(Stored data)
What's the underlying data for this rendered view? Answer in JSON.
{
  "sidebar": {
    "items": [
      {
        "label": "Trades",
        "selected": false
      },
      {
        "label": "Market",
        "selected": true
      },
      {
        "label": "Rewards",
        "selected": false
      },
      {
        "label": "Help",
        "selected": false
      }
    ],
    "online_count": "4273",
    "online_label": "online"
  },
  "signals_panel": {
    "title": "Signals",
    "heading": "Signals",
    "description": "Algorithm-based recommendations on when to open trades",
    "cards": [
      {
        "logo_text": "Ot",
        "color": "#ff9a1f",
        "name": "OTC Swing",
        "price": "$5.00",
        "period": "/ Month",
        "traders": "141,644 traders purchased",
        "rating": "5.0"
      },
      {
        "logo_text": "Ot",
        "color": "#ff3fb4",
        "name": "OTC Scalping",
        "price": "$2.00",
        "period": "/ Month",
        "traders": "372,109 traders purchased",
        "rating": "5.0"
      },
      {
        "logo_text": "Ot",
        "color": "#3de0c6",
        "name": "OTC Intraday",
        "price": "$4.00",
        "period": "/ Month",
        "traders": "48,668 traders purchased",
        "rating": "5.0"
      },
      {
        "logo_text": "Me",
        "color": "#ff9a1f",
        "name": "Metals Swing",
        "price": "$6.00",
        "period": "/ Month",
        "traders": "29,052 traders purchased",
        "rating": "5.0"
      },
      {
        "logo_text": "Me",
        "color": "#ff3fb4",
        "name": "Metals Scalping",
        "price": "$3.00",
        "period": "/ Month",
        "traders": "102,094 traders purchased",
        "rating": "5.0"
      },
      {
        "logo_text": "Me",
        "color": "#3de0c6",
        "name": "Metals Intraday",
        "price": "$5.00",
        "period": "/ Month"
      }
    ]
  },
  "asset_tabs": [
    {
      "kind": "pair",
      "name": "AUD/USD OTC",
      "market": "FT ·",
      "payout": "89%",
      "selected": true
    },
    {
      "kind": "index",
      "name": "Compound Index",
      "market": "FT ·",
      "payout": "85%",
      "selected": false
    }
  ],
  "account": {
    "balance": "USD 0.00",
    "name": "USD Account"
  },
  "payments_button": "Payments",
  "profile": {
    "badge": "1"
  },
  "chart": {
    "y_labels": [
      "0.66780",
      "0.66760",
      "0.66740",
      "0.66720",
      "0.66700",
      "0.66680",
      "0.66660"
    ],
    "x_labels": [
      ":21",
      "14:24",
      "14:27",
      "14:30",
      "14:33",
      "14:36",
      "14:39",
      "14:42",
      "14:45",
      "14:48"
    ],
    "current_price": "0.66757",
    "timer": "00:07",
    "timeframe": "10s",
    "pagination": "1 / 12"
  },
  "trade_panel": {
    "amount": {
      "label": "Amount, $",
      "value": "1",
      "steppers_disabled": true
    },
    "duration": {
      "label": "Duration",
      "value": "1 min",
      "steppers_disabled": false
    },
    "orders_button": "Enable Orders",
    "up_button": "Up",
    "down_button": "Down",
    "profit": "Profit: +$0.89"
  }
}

• **SHORT TASK**: Copy each line from the records above that includes the string "name".

• **OUTPUT**:
        "name": "OTC Swing",
        "name": "OTC Scalping",
        "name": "OTC Intraday",
        "name": "Metals Swing",
        "name": "Metals Scalping",
        "name": "Metals Intraday",
      "name": "AUD/USD OTC",
      "name": "Compound Index",
    "name": "USD Account"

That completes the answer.